● Goal: Print each line of the listing once more, precisely as given.

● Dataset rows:
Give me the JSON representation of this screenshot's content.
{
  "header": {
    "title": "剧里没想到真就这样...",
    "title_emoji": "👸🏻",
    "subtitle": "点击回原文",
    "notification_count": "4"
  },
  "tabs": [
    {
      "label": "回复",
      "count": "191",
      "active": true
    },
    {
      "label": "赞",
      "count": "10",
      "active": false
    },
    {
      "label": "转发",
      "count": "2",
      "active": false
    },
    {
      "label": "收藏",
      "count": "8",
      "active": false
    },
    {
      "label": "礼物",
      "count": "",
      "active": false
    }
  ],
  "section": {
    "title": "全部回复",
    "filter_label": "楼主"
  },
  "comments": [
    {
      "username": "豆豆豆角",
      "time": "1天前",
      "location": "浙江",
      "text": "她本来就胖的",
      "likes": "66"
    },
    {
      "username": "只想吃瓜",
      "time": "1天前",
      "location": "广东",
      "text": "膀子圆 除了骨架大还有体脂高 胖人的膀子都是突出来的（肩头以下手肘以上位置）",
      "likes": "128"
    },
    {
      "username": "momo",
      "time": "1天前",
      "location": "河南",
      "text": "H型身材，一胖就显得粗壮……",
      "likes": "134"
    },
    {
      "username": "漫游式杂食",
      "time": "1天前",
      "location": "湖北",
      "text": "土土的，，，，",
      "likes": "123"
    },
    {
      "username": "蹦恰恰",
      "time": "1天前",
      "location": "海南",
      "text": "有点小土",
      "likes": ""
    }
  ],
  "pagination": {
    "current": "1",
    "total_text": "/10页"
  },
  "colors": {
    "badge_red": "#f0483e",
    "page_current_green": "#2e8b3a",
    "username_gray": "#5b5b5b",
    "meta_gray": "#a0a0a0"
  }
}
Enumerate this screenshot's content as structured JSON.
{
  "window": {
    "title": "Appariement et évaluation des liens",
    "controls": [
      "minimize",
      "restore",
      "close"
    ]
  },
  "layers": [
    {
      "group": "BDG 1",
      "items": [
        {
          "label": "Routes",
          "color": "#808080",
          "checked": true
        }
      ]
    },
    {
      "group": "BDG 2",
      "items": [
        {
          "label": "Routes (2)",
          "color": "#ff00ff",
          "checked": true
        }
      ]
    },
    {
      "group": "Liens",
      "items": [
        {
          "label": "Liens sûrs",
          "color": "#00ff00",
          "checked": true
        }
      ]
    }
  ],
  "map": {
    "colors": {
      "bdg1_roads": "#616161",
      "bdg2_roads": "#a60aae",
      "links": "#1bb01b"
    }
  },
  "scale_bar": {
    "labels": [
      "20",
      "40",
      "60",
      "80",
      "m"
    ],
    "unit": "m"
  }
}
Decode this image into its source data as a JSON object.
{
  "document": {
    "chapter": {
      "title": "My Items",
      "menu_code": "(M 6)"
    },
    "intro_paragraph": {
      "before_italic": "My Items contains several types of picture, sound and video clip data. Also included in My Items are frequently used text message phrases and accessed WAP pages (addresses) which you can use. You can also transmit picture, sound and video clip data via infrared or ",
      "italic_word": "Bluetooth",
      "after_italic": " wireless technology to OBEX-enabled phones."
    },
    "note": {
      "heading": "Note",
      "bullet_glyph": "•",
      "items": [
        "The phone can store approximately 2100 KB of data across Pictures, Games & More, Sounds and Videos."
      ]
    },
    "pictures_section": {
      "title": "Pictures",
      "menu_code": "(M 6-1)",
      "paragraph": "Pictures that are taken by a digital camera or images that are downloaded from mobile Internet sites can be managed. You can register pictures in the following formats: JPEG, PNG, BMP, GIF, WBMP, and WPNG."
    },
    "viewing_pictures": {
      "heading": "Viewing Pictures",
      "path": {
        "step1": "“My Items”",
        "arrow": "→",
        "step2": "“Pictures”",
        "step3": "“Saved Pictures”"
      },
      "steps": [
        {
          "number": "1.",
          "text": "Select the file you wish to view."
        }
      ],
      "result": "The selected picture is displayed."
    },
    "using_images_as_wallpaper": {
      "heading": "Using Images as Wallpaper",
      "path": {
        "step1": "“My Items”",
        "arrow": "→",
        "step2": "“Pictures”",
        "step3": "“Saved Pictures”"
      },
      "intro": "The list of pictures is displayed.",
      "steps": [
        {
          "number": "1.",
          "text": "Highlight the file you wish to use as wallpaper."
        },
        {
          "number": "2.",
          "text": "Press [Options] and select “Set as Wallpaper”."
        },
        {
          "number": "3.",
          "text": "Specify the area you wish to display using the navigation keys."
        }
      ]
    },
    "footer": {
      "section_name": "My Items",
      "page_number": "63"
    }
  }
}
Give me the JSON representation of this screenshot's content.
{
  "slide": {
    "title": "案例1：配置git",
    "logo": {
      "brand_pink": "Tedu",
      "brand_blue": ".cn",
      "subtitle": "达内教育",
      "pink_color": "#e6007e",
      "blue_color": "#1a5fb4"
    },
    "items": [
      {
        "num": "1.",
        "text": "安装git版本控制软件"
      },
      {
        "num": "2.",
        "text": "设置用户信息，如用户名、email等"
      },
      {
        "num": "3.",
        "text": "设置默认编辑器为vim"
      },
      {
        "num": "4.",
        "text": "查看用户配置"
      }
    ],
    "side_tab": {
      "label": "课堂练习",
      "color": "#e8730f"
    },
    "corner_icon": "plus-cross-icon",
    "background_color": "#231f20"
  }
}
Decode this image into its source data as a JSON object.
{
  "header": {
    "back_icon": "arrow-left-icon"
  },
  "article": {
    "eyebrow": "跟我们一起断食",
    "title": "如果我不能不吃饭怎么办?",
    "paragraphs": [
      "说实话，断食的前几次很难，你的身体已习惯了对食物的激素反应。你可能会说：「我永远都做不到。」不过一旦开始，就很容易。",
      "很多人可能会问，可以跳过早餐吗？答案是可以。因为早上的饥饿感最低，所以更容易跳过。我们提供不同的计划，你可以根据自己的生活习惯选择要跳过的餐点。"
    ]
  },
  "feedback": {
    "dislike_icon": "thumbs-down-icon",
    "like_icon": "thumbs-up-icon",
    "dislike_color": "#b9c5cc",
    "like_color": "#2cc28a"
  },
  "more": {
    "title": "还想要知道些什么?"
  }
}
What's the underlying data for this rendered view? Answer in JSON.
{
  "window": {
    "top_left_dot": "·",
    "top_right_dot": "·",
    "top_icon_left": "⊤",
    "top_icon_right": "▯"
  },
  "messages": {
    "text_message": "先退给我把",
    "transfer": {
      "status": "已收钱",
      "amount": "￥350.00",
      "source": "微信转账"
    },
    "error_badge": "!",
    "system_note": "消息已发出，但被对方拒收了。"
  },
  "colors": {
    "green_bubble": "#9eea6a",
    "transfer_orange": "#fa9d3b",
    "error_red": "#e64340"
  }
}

● Answer to the problem:
Give me the JSON representation of this screenshot's content.
{
  "header": {
    "title": "剧里没想到真就这样...",
    "title_emoji": "👸🏻",
    "subtitle": "点击回原文",
    "notification_count": "4"
  },
  "tabs": [
    {
      "label": "回复",
      "count": "191",
      "active": true
    },
    {
      "label": "赞",
      "count": "10",
      "active": false
    },
    {
      "label": "转发",
      "count": "2",
      "active": false
    },
    {
      "label": "收藏",
      "count": "8",
      "active": false
    },
    {
      "label": "礼物",
      "count": "",
      "active": false
    }
  ],
  "section": {
    "title": "全部回复",
    "filter_label": "楼主"
  },
  "comments": [
    {
      "username": "豆豆豆角",
      "time": "1天前",
      "location": "浙江",
      "text": "她本来就胖的",
      "likes": "66"
    },
    {
      "username": "只想吃瓜",
      "time": "1天前",
      "location": "广东",
      "text": "膀子圆 除了骨架大还有体脂高 胖人的膀子都是突出来的（肩头以下手肘以上位置）",
      "likes": "128"
    },
    {
      "username": "momo",
      "time": "1天前",
      "location": "河南",
      "text": "H型身材，一胖就显得粗壮……",
      "likes": "134"
    },
    {
      "username": "漫游式杂食",
      "time": "1天前",
      "location": "湖北",
      "text": "土土的，，，，",
      "likes": "123"
    },
    {
      "username": "蹦恰恰",
      "time": "1天前",
      "location": "海南",
      "text": "有点小土",
      "likes": ""
    }
  ],
  "pagination": {
    "current": "1",
    "total_text": "/10页"
  },
  "colors": {
    "badge_red": "#f0483e",
    "page_current_green": "#2e8b3a",
    "username_gray": "#5b5b5b",
    "meta_gray": "#a0a0a0"
  }
}
Enumerate this screenshot's content as structured JSON.
{
  "window": {
    "title": "Appariement et évaluation des liens",
    "controls": [
      "minimize",
      "restore",
      "close"
    ]
  },
  "layers": [
    {
      "group": "BDG 1",
      "items": [
        {
          "label": "Routes",
          "color": "#808080",
          "checked": true
        }
      ]
    },
    {
      "group": "BDG 2",
      "items": [
        {
          "label": "Routes (2)",
          "color": "#ff00ff",
          "checked": true
        }
      ]
    },
    {
      "group": "Liens",
      "items": [
        {
          "label": "Liens sûrs",
          "color": "#00ff00",
          "checked": true
        }
      ]
    }
  ],
  "map": {
    "colors": {
      "bdg1_roads": "#616161",
      "bdg2_roads": "#a60aae",
      "links": "#1bb01b"
    }
  },
  "scale_bar": {
    "labels": [
      "20",
      "40",
      "60",
      "80",
      "m"
    ],
    "unit": "m"
  }
}
Decode this image into its source data as a JSON object.
{
  "document": {
    "chapter": {
      "title": "My Items",
      "menu_code": "(M 6)"
    },
    "intro_paragraph": {
      "before_italic": "My Items contains several types of picture, sound and video clip data. Also included in My Items are frequently used text message phrases and accessed WAP pages (addresses) which you can use. You can also transmit picture, sound and video clip data via infrared or ",
      "italic_word": "Bluetooth",
      "after_italic": " wireless technology to OBEX-enabled phones."
    },
    "note": {
      "heading": "Note",
      "bullet_glyph": "•",
      "items": [
        "The phone can store approximately 2100 KB of data across Pictures, Games & More, Sounds and Videos."
      ]
    },
    "pictures_section": {
      "title": "Pictures",
      "menu_code": "(M 6-1)",
      "paragraph": "Pictures that are taken by a digital camera or images that are downloaded from mobile Internet sites can be managed. You can register pictures in the following formats: JPEG, PNG, BMP, GIF, WBMP, and WPNG."
    },
    "viewing_pictures": {
      "heading": "Viewing Pictures",
      "path": {
        "step1": "“My Items”",
        "arrow": "→",
        "step2": "“Pictures”",
        "step3": "“Saved Pictures”"
      },
      "steps": [
        {
          "number": "1.",
          "text": "Select the file you wish to view."
        }
      ],
      "result": "The selected picture is displayed."
    },
    "using_images_as_wallpaper": {
      "heading": "Using Images as Wallpaper",
      "path": {
        "step1": "“My Items”",
        "arrow": "→",
        "step2": "“Pictures”",
        "step3": "“Saved Pictures”"
      },
      "intro": "The list of pictures is displayed.",
      "steps": [
        {
          "number": "1.",
          "text": "Highlight the file you wish to use as wallpaper."
        },
        {
          "number": "2.",
          "text": "Press [Options] and select “Set as Wallpaper”."
        },
        {
          "number": "3.",
          "text": "Specify the area you wish to display using the navigation keys."
        }
      ]
    },
    "footer": {
      "section_name": "My Items",
      "page_number": "63"
    }
  }
}
Give me the JSON representation of this screenshot's content.
{
  "slide": {
    "title": "案例1：配置git",
    "logo": {
      "brand_pink": "Tedu",
      "brand_blue": ".cn",
      "subtitle": "达内教育",
      "pink_color": "#e6007e",
      "blue_color": "#1a5fb4"
    },
    "items": [
      {
        "num": "1.",
        "text": "安装git版本控制软件"
      },
      {
        "num": "2.",
        "text": "设置用户信息，如用户名、email等"
      },
      {
        "num": "3.",
        "text": "设置默认编辑器为vim"
      },
      {
        "num": "4.",
        "text": "查看用户配置"
      }
    ],
    "side_tab": {
      "label": "课堂练习",
      "color": "#e8730f"
    },
    "corner_icon": "plus-cross-icon",
    "background_color": "#231f20"
  }
}
Decode this image into its source data as a JSON object.
{
  "header": {
    "back_icon": "arrow-left-icon"
  },
  "article": {
    "eyebrow": "跟我们一起断食",
    "title": "如果我不能不吃饭怎么办?",
    "paragraphs": [
      "说实话，断食的前几次很难，你的身体已习惯了对食物的激素反应。你可能会说：「我永远都做不到。」不过一旦开始，就很容易。",
      "很多人可能会问，可以跳过早餐吗？答案是可以。因为早上的饥饿感最低，所以更容易跳过。我们提供不同的计划，你可以根据自己的生活习惯选择要跳过的餐点。"
    ]
  },
  "feedback": {
    "dislike_icon": "thumbs-down-icon",
    "like_icon": "thumbs-up-icon",
    "dislike_color": "#b9c5cc",
    "like_color": "#2cc28a"
  },
  "more": {
    "title": "还想要知道些什么?"
  }
}
What's the underlying data for this rendered view? Answer in JSON.
{
  "window": {
    "top_left_dot": "·",
    "top_right_dot": "·",
    "top_icon_left": "⊤",
    "top_icon_right": "▯"
  },
  "messages": {
    "text_message": "先退给我把",
    "transfer": {
      "status": "已收钱",
      "amount": "￥350.00",
      "source": "微信转账"
    },
    "error_badge": "!",
    "system_note": "消息已发出，但被对方拒收了。"
  },
  "colors": {
    "green_bubble": "#9eea6a",
    "transfer_orange": "#fa9d3b",
    "error_red": "#e64340"
  }
}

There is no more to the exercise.